┌────────
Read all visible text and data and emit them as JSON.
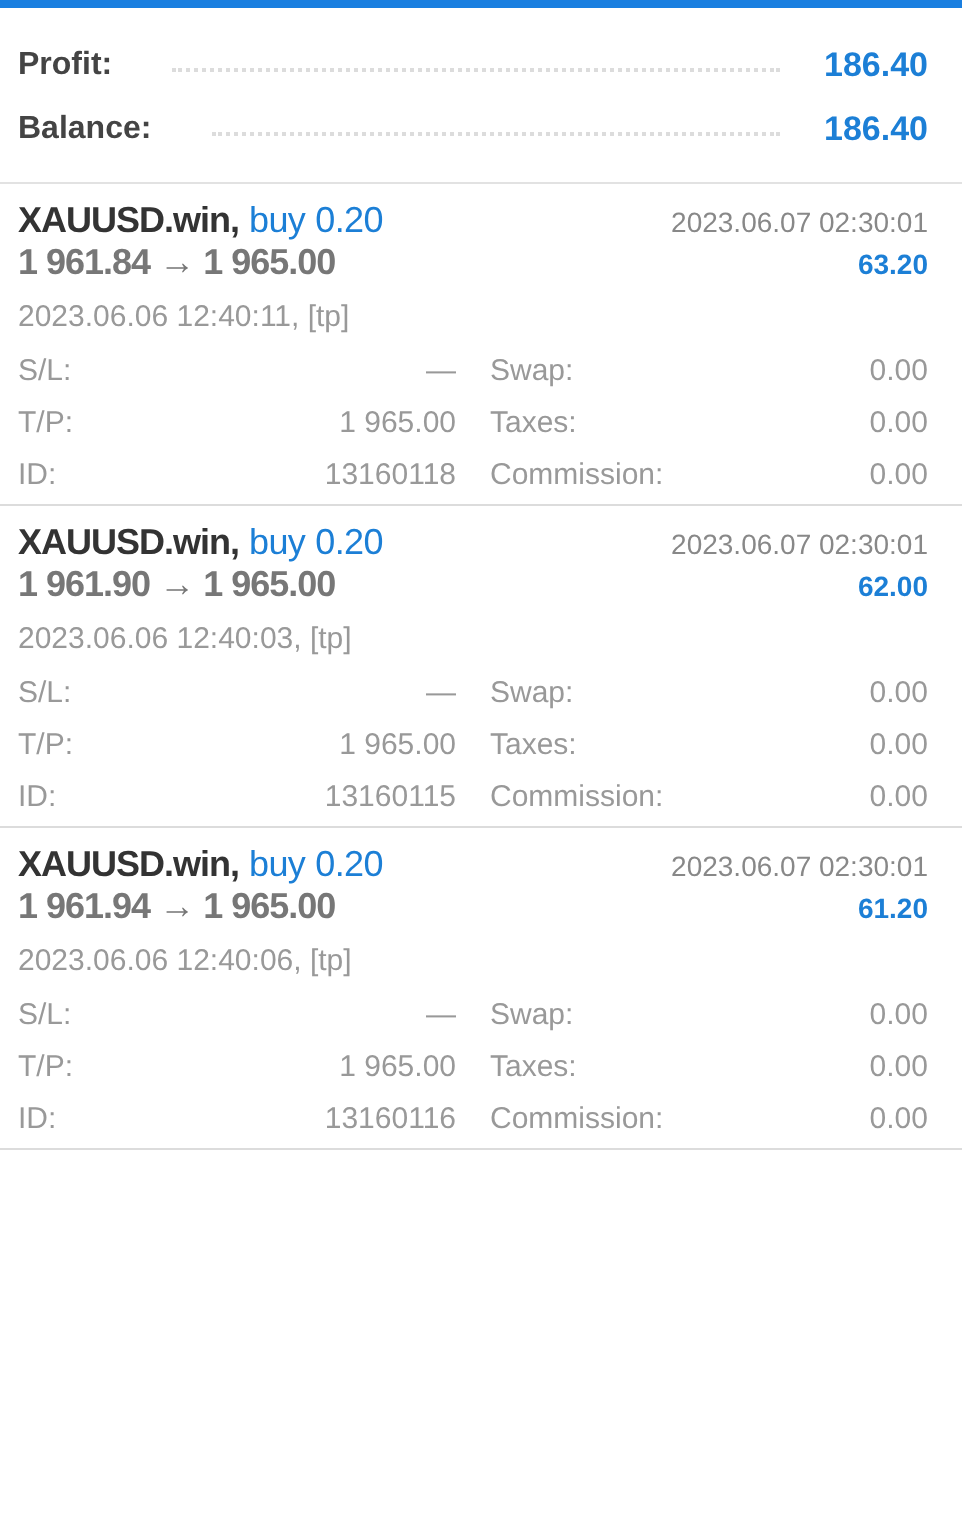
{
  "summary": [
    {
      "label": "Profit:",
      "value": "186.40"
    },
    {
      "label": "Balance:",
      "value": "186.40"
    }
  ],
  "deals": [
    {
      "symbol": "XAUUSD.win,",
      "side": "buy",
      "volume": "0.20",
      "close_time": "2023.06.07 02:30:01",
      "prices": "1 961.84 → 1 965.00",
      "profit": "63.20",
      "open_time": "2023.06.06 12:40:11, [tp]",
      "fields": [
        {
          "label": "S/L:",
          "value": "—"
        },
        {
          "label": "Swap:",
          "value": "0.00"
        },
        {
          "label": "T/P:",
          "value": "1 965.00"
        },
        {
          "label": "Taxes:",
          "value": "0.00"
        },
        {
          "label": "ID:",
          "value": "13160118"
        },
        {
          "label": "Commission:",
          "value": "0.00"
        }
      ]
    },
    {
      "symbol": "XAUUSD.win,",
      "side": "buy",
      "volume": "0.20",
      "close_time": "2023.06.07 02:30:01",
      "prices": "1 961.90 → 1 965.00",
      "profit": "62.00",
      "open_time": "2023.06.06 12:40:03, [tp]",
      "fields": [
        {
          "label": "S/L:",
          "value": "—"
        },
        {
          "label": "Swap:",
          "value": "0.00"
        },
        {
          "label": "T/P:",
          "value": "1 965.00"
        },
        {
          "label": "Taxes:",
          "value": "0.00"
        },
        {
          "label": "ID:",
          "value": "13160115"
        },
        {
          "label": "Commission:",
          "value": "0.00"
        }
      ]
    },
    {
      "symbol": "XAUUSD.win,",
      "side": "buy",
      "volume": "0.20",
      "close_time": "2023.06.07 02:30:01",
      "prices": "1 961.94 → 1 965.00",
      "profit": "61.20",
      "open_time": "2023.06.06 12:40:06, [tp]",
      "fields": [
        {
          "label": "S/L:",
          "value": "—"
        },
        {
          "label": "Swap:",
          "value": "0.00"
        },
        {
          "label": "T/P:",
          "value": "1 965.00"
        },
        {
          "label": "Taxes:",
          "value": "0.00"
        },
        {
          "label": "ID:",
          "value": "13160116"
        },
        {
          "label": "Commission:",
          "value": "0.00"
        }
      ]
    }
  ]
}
└────────
• Set exercise: Would you set down the listing exactly, omitting pictures?

• Answer to this problem:
Read all visible text and data and emit them as JSON.
{
  "summary": [
    {
      "label": "Profit:",
      "value": "186.40"
    },
    {
      "label": "Balance:",
      "value": "186.40"
    }
  ],
  "deals": [
    {
      "symbol": "XAUUSD.win,",
      "side": "buy",
      "volume": "0.20",
      "close_time": "2023.06.07 02:30:01",
      "prices": "1 961.84 → 1 965.00",
      "profit": "63.20",
      "open_time": "2023.06.06 12:40:11, [tp]",
      "fields": [
        {
          "label": "S/L:",
          "value": "—"
        },
        {
          "label": "Swap:",
          "value": "0.00"
        },
        {
          "label": "T/P:",
          "value": "1 965.00"
        },
        {
          "label": "Taxes:",
          "value": "0.00"
        },
        {
          "label": "ID:",
          "value": "13160118"
        },
        {
          "label": "Commission:",
          "value": "0.00"
        }
      ]
    },
    {
      "symbol": "XAUUSD.win,",
      "side": "buy",
      "volume": "0.20",
      "close_time": "2023.06.07 02:30:01",
      "prices": "1 961.90 → 1 965.00",
      "profit": "62.00",
      "open_time": "2023.06.06 12:40:03, [tp]",
      "fields": [
        {
          "label": "S/L:",
          "value": "—"
        },
        {
          "label": "Swap:",
          "value": "0.00"
        },
        {
          "label": "T/P:",
          "value": "1 965.00"
        },
        {
          "label": "Taxes:",
          "value": "0.00"
        },
        {
          "label": "ID:",
          "value": "13160115"
        },
        {
          "label": "Commission:",
          "value": "0.00"
        }
      ]
    },
    {
      "symbol": "XAUUSD.win,",
      "side": "buy",
      "volume": "0.20",
      "close_time": "2023.06.07 02:30:01",
      "prices": "1 961.94 → 1 965.00",
      "profit": "61.20",
      "open_time": "2023.06.06 12:40:06, [tp]",
      "fields": [
        {
          "label": "S/L:",
          "value": "—"
        },
        {
          "label": "Swap:",
          "value": "0.00"
        },
        {
          "label": "T/P:",
          "value": "1 965.00"
        },
        {
          "label": "Taxes:",
          "value": "0.00"
        },
        {
          "label": "ID:",
          "value": "13160116"
        },
        {
          "label": "Commission:",
          "value": "0.00"
        }
      ]
    }
  ]
}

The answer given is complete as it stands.